Given task:
Rewrite the data below, changing every "toolbar-divider" to "toolbar-separator" and leaving all other text untouched.

====================

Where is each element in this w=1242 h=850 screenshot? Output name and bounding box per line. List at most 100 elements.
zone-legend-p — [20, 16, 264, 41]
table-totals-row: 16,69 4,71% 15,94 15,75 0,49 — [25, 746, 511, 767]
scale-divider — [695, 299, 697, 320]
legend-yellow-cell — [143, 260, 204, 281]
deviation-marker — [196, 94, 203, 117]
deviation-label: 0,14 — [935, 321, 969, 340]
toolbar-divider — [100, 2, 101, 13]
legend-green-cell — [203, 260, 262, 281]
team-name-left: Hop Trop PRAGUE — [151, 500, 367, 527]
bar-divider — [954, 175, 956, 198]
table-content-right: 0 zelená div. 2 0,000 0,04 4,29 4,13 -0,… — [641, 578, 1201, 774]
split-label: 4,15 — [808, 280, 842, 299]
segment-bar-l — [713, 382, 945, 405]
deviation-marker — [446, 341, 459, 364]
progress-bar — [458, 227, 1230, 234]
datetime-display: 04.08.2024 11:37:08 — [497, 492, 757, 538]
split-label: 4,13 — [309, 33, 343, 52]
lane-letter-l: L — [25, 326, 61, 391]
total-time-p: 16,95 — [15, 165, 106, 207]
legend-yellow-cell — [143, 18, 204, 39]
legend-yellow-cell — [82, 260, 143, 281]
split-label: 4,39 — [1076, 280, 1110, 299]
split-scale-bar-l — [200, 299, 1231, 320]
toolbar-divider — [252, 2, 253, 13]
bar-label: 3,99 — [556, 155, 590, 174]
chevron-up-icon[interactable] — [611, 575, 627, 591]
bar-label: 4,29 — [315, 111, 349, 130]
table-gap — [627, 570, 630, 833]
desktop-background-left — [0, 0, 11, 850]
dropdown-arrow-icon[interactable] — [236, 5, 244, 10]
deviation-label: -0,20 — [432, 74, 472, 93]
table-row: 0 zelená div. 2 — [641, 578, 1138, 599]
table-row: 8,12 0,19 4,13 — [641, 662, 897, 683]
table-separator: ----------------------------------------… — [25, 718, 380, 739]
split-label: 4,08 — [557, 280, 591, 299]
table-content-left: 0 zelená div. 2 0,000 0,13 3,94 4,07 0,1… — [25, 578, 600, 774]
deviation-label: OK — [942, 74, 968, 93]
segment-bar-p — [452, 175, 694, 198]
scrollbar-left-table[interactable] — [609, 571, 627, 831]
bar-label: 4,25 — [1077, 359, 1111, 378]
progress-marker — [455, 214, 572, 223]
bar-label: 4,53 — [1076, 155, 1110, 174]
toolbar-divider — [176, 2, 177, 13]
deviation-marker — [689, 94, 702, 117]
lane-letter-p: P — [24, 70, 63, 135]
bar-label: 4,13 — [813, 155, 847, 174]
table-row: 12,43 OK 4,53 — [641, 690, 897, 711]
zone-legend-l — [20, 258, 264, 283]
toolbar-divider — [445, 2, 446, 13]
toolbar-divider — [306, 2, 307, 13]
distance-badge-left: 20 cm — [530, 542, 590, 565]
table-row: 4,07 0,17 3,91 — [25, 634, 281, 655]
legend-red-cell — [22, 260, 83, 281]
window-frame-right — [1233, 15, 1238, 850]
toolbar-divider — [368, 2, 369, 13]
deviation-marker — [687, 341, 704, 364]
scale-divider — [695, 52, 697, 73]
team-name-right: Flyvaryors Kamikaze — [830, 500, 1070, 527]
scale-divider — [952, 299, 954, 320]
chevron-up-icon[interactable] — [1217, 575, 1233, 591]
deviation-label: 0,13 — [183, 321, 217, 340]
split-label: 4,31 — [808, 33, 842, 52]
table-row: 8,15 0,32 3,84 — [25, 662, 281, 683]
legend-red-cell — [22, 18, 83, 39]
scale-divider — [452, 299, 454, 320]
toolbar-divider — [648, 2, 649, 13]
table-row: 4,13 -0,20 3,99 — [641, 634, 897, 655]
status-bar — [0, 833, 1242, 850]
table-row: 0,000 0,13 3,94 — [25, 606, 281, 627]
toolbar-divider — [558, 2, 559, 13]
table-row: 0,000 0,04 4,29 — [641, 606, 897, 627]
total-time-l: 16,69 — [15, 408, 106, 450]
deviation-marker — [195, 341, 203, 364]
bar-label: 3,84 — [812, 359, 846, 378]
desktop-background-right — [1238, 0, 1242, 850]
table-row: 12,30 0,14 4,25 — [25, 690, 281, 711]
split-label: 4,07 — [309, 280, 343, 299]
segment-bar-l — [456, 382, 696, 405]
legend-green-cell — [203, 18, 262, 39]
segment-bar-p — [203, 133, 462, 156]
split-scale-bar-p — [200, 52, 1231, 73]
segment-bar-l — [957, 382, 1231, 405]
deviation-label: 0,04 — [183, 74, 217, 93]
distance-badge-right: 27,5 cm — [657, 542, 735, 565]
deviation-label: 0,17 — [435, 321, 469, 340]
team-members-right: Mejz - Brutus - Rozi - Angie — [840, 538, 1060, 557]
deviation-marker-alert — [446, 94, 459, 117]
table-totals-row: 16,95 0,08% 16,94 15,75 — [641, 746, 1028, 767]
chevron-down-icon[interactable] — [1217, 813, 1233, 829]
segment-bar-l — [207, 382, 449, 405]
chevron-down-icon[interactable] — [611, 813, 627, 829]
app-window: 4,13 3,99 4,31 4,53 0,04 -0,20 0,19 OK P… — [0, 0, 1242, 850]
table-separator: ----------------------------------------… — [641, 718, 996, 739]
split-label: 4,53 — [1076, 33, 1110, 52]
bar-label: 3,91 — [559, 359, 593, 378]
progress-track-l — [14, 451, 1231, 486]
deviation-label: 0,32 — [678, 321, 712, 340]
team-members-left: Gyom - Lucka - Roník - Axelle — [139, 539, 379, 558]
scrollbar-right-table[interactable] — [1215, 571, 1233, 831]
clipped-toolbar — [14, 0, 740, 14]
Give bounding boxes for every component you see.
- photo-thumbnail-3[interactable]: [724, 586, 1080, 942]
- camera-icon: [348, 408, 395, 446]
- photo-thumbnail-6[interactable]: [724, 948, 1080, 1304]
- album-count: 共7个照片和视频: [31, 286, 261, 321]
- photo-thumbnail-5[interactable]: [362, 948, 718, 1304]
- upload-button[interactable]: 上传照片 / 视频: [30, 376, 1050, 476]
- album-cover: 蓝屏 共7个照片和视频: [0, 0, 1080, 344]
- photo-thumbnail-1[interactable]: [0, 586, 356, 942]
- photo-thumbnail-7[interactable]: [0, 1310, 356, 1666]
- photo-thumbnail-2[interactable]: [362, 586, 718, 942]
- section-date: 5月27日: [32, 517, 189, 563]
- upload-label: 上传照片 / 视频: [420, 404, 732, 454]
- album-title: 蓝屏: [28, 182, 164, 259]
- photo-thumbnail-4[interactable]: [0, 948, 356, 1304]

====================

Task response:
Where is each element in this w=1242 h=850 screenshot? Output name and bounding box per line. List at most 100 elements.
zone-legend-p — [20, 16, 264, 41]
table-totals-row: 16,69 4,71% 15,94 15,75 0,49 — [25, 746, 511, 767]
scale-divider — [695, 299, 697, 320]
legend-yellow-cell — [143, 260, 204, 281]
deviation-marker — [196, 94, 203, 117]
deviation-label: 0,14 — [935, 321, 969, 340]
toolbar-separator — [100, 2, 101, 13]
legend-green-cell — [203, 260, 262, 281]
team-name-left: Hop Trop PRAGUE — [151, 500, 367, 527]
bar-divider — [954, 175, 956, 198]
table-content-right: 0 zelená div. 2 0,000 0,04 4,29 4,13 -0,… — [641, 578, 1201, 774]
split-label: 4,15 — [808, 280, 842, 299]
segment-bar-l — [713, 382, 945, 405]
deviation-marker — [446, 341, 459, 364]
progress-bar — [458, 227, 1230, 234]
datetime-display: 04.08.2024 11:37:08 — [497, 492, 757, 538]
split-label: 4,13 — [309, 33, 343, 52]
lane-letter-l: L — [25, 326, 61, 391]
total-time-p: 16,95 — [15, 165, 106, 207]
legend-yellow-cell — [143, 18, 204, 39]
legend-yellow-cell — [82, 260, 143, 281]
split-label: 4,39 — [1076, 280, 1110, 299]
split-scale-bar-l — [200, 299, 1231, 320]
toolbar-separator — [252, 2, 253, 13]
bar-label: 3,99 — [556, 155, 590, 174]
chevron-up-icon[interactable] — [611, 575, 627, 591]
bar-label: 4,29 — [315, 111, 349, 130]
table-gap — [627, 570, 630, 833]
desktop-background-left — [0, 0, 11, 850]
dropdown-arrow-icon[interactable] — [236, 5, 244, 10]
deviation-label: -0,20 — [432, 74, 472, 93]
table-row: 0 zelená div. 2 — [641, 578, 1138, 599]
table-row: 8,12 0,19 4,13 — [641, 662, 897, 683]
table-separator: ----------------------------------------… — [25, 718, 380, 739]
split-label: 4,08 — [557, 280, 591, 299]
table-content-left: 0 zelená div. 2 0,000 0,13 3,94 4,07 0,1… — [25, 578, 600, 774]
deviation-label: OK — [942, 74, 968, 93]
segment-bar-p — [452, 175, 694, 198]
scrollbar-left-table[interactable] — [609, 571, 627, 831]
bar-label: 4,25 — [1077, 359, 1111, 378]
progress-marker — [455, 214, 572, 223]
bar-label: 4,53 — [1076, 155, 1110, 174]
toolbar-separator — [176, 2, 177, 13]
deviation-marker — [689, 94, 702, 117]
lane-letter-p: P — [24, 70, 63, 135]
bar-label: 4,13 — [813, 155, 847, 174]
table-row: 12,43 OK 4,53 — [641, 690, 897, 711]
zone-legend-l — [20, 258, 264, 283]
toolbar-separator — [445, 2, 446, 13]
toolbar-separator — [306, 2, 307, 13]
distance-badge-left: 20 cm — [530, 542, 590, 565]
table-row: 4,07 0,17 3,91 — [25, 634, 281, 655]
legend-red-cell — [22, 260, 83, 281]
window-frame-right — [1233, 15, 1238, 850]
toolbar-separator — [368, 2, 369, 13]
deviation-marker — [687, 341, 704, 364]
scale-divider — [695, 52, 697, 73]
team-name-right: Flyvaryors Kamikaze — [830, 500, 1070, 527]
scale-divider — [952, 299, 954, 320]
chevron-up-icon[interactable] — [1217, 575, 1233, 591]
deviation-label: 0,13 — [183, 321, 217, 340]
split-label: 4,31 — [808, 33, 842, 52]
table-row: 8,15 0,32 3,84 — [25, 662, 281, 683]
legend-red-cell — [22, 18, 83, 39]
scale-divider — [452, 299, 454, 320]
toolbar-separator — [648, 2, 649, 13]
table-row: 4,13 -0,20 3,99 — [641, 634, 897, 655]
status-bar — [0, 833, 1242, 850]
table-row: 0,000 0,13 3,94 — [25, 606, 281, 627]
toolbar-separator — [558, 2, 559, 13]
table-row: 0,000 0,04 4,29 — [641, 606, 897, 627]
total-time-l: 16,69 — [15, 408, 106, 450]
deviation-marker — [195, 341, 203, 364]
bar-label: 3,84 — [812, 359, 846, 378]
desktop-background-right — [1238, 0, 1242, 850]
table-row: 12,30 0,14 4,25 — [25, 690, 281, 711]
split-label: 4,07 — [309, 280, 343, 299]
segment-bar-l — [456, 382, 696, 405]
legend-green-cell — [203, 18, 262, 39]
segment-bar-p — [203, 133, 462, 156]
split-scale-bar-p — [200, 52, 1231, 73]
segment-bar-l — [957, 382, 1231, 405]
deviation-label: 0,04 — [183, 74, 217, 93]
distance-badge-right: 27,5 cm — [657, 542, 735, 565]
deviation-label: 0,17 — [435, 321, 469, 340]
team-members-right: Mejz - Brutus - Rozi - Angie — [840, 538, 1060, 557]
deviation-marker-alert — [446, 94, 459, 117]
table-totals-row: 16,95 0,08% 16,94 15,75 — [641, 746, 1028, 767]
chevron-down-icon[interactable] — [1217, 813, 1233, 829]
segment-bar-l — [207, 382, 449, 405]
chevron-down-icon[interactable] — [611, 813, 627, 829]
app-window: 4,13 3,99 4,31 4,53 0,04 -0,20 0,19 OK P… — [0, 0, 1242, 850]
table-separator: ----------------------------------------… — [641, 718, 996, 739]
split-label: 4,53 — [1076, 33, 1110, 52]
bar-label: 3,91 — [559, 359, 593, 378]
progress-track-l — [14, 451, 1231, 486]
deviation-label: 0,32 — [678, 321, 712, 340]
team-members-left: Gyom - Lucka - Roník - Axelle — [139, 539, 379, 558]
scrollbar-right-table[interactable] — [1215, 571, 1233, 831]
clipped-toolbar — [14, 0, 740, 14]
Give bounding boxes for every component you see.
- photo-thumbnail-3[interactable]: [724, 586, 1080, 942]
- camera-icon: [348, 408, 395, 446]
- photo-thumbnail-6[interactable]: [724, 948, 1080, 1304]
- album-count: 共7个照片和视频: [31, 286, 261, 321]
- photo-thumbnail-5[interactable]: [362, 948, 718, 1304]
- upload-button[interactable]: 上传照片 / 视频: [30, 376, 1050, 476]
- album-cover: 蓝屏 共7个照片和视频: [0, 0, 1080, 344]
- photo-thumbnail-1[interactable]: [0, 586, 356, 942]
- photo-thumbnail-7[interactable]: [0, 1310, 356, 1666]
- photo-thumbnail-2[interactable]: [362, 586, 718, 942]
- section-date: 5月27日: [32, 517, 189, 563]
- upload-label: 上传照片 / 视频: [420, 404, 732, 454]
- album-title: 蓝屏: [28, 182, 164, 259]
- photo-thumbnail-4[interactable]: [0, 948, 356, 1304]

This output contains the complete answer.